____ THE INPUT

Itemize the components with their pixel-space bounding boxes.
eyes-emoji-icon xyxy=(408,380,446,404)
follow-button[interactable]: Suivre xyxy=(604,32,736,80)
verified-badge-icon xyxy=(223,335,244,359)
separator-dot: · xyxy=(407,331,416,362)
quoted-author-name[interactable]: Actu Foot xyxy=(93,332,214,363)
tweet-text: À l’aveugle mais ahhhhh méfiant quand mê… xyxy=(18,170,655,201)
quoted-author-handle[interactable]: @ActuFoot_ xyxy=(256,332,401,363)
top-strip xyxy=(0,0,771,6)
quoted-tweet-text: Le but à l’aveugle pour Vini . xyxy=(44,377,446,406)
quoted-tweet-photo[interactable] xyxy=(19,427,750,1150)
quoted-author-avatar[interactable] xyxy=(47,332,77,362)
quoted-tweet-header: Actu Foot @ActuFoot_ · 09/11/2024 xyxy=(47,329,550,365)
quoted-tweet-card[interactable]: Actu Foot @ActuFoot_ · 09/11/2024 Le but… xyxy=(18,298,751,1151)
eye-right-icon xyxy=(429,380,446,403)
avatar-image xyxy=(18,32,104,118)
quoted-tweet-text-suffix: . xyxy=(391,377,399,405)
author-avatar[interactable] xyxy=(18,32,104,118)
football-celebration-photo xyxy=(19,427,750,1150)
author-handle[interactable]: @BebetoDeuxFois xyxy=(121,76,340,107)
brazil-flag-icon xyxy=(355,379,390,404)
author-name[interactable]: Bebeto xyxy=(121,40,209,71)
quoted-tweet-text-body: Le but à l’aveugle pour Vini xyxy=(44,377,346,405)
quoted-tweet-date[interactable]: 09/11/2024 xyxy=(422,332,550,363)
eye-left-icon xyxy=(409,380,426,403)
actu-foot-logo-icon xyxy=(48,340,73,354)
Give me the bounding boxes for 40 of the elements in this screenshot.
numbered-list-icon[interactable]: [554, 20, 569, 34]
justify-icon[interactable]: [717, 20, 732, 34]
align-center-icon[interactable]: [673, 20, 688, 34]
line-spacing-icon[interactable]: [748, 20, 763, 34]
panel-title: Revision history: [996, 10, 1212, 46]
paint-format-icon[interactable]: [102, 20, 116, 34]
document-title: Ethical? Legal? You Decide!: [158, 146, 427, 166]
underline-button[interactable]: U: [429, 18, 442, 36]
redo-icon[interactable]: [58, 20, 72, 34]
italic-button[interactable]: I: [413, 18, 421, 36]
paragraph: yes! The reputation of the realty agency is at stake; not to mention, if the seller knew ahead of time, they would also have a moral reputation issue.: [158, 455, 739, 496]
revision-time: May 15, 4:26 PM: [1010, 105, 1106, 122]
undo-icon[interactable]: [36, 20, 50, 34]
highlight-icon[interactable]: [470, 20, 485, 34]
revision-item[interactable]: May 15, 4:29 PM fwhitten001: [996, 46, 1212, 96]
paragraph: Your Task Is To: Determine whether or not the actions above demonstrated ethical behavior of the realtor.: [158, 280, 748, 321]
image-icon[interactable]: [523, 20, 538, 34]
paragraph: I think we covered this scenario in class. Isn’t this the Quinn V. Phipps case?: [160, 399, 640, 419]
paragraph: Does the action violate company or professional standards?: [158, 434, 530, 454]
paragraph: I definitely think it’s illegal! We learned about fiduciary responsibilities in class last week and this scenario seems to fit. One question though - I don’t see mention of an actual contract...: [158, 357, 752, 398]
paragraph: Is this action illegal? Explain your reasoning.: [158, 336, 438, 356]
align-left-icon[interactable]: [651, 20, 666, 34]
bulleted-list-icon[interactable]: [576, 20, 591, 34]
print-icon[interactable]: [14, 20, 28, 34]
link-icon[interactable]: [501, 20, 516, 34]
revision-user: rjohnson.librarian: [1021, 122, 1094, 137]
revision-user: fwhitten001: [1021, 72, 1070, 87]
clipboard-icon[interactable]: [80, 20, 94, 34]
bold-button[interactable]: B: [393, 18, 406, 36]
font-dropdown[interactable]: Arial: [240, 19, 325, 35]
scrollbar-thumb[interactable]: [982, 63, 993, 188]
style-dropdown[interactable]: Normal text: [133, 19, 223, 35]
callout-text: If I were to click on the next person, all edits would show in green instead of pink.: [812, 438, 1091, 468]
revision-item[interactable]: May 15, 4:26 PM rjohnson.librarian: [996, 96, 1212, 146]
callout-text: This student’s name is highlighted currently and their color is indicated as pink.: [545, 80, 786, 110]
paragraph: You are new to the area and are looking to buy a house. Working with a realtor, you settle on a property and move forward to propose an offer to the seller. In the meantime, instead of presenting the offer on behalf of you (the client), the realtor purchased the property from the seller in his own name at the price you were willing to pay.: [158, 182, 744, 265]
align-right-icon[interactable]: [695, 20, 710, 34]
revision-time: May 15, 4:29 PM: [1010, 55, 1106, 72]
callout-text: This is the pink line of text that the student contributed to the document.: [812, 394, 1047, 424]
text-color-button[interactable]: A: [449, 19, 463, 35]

________

Render every line of the records above as one numbered list, leaving out any blank lines.

▸ FINISHED ANSWER
1. Itemize the components with their pixel-space bounding boxes.
2. eyes-emoji-icon xyxy=(408,380,446,404)
3. follow-button[interactable]: Suivre xyxy=(604,32,736,80)
4. verified-badge-icon xyxy=(223,335,244,359)
5. separator-dot: · xyxy=(407,331,416,362)
6. quoted-author-name[interactable]: Actu Foot xyxy=(93,332,214,363)
7. tweet-text: À l’aveugle mais ahhhhh méfiant quand mê… xyxy=(18,170,655,201)
8. quoted-author-handle[interactable]: @ActuFoot_ xyxy=(256,332,401,363)
9. top-strip xyxy=(0,0,771,6)
10. quoted-tweet-text: Le but à l’aveugle pour Vini . xyxy=(44,377,446,406)
11. quoted-tweet-photo[interactable] xyxy=(19,427,750,1150)
12. quoted-author-avatar[interactable] xyxy=(47,332,77,362)
13. quoted-tweet-header: Actu Foot @ActuFoot_ · 09/11/2024 xyxy=(47,329,550,365)
14. quoted-tweet-card[interactable]: Actu Foot @ActuFoot_ · 09/11/2024 Le but… xyxy=(18,298,751,1151)
15. eye-right-icon xyxy=(429,380,446,403)
16. avatar-image xyxy=(18,32,104,118)
17. quoted-tweet-text-suffix: . xyxy=(391,377,399,405)
18. author-avatar[interactable] xyxy=(18,32,104,118)
19. football-celebration-photo xyxy=(19,427,750,1150)
20. author-handle[interactable]: @BebetoDeuxFois xyxy=(121,76,340,107)
21. brazil-flag-icon xyxy=(355,379,390,404)
22. author-name[interactable]: Bebeto xyxy=(121,40,209,71)
23. quoted-tweet-text-body: Le but à l’aveugle pour Vini xyxy=(44,377,346,405)
24. quoted-tweet-date[interactable]: 09/11/2024 xyxy=(422,332,550,363)
25. eye-left-icon xyxy=(409,380,426,403)
26. actu-foot-logo-icon xyxy=(48,340,73,354)
27. Give me the bounding boxes for 40 of the elements in this screenshot.
28. numbered-list-icon[interactable]: [554, 20, 569, 34]
29. justify-icon[interactable]: [717, 20, 732, 34]
30. align-center-icon[interactable]: [673, 20, 688, 34]
31. line-spacing-icon[interactable]: [748, 20, 763, 34]
32. panel-title: Revision history: [996, 10, 1212, 46]
33. paint-format-icon[interactable]: [102, 20, 116, 34]
34. document-title: Ethical? Legal? You Decide!: [158, 146, 427, 166]
35. underline-button[interactable]: U: [429, 18, 442, 36]
36. redo-icon[interactable]: [58, 20, 72, 34]
37. italic-button[interactable]: I: [413, 18, 421, 36]
38. paragraph: yes! The reputation of the realty agency is at stake; not to mention, if the seller knew ahead of time, they would also have a moral reputation issue.: [158, 455, 739, 496]
39. revision-time: May 15, 4:26 PM: [1010, 105, 1106, 122]
40. undo-icon[interactable]: [36, 20, 50, 34]
41. highlight-icon[interactable]: [470, 20, 485, 34]
42. revision-item[interactable]: May 15, 4:29 PM fwhitten001: [996, 46, 1212, 96]
43. paragraph: Your Task Is To: Determine whether or not the actions above demonstrated ethical behavior of the realtor.: [158, 280, 748, 321]
44. image-icon[interactable]: [523, 20, 538, 34]
45. paragraph: I think we covered this scenario in class. Isn’t this the Quinn V. Phipps case?: [160, 399, 640, 419]
46. paragraph: Does the action violate company or professional standards?: [158, 434, 530, 454]
47. paragraph: I definitely think it’s illegal! We learned about fiduciary responsibilities in class last week and this scenario seems to fit. One question though - I don’t see mention of an actual contract...: [158, 357, 752, 398]
48. paragraph: Is this action illegal? Explain your reasoning.: [158, 336, 438, 356]
49. align-left-icon[interactable]: [651, 20, 666, 34]
50. bulleted-list-icon[interactable]: [576, 20, 591, 34]
51. print-icon[interactable]: [14, 20, 28, 34]
52. link-icon[interactable]: [501, 20, 516, 34]
53. revision-user: rjohnson.librarian: [1021, 122, 1094, 137]
54. revision-user: fwhitten001: [1021, 72, 1070, 87]
55. clipboard-icon[interactable]: [80, 20, 94, 34]
56. bold-button[interactable]: B: [393, 18, 406, 36]
57. font-dropdown[interactable]: Arial: [240, 19, 325, 35]
58. scrollbar-thumb[interactable]: [982, 63, 993, 188]
59. style-dropdown[interactable]: Normal text: [133, 19, 223, 35]
60. callout-text: If I were to click on the next person, all edits would show in green instead of pink.: [812, 438, 1091, 468]
61. revision-item[interactable]: May 15, 4:26 PM rjohnson.librarian: [996, 96, 1212, 146]
62. callout-text: This student’s name is highlighted currently and their color is indicated as pink.: [545, 80, 786, 110]
63. paragraph: You are new to the area and are looking to buy a house. Working with a realtor, you settle on a property and move forward to propose an offer to the seller. In the meantime, instead of presenting the offer on behalf of you (the client), the realtor purchased the property from the seller in his own name at the price you were willing to pay.: [158, 182, 744, 265]
64. align-right-icon[interactable]: [695, 20, 710, 34]
65. revision-time: May 15, 4:29 PM: [1010, 55, 1106, 72]
66. callout-text: This is the pink line of text that the student contributed to the document.: [812, 394, 1047, 424]
67. text-color-button[interactable]: A: [449, 19, 463, 35]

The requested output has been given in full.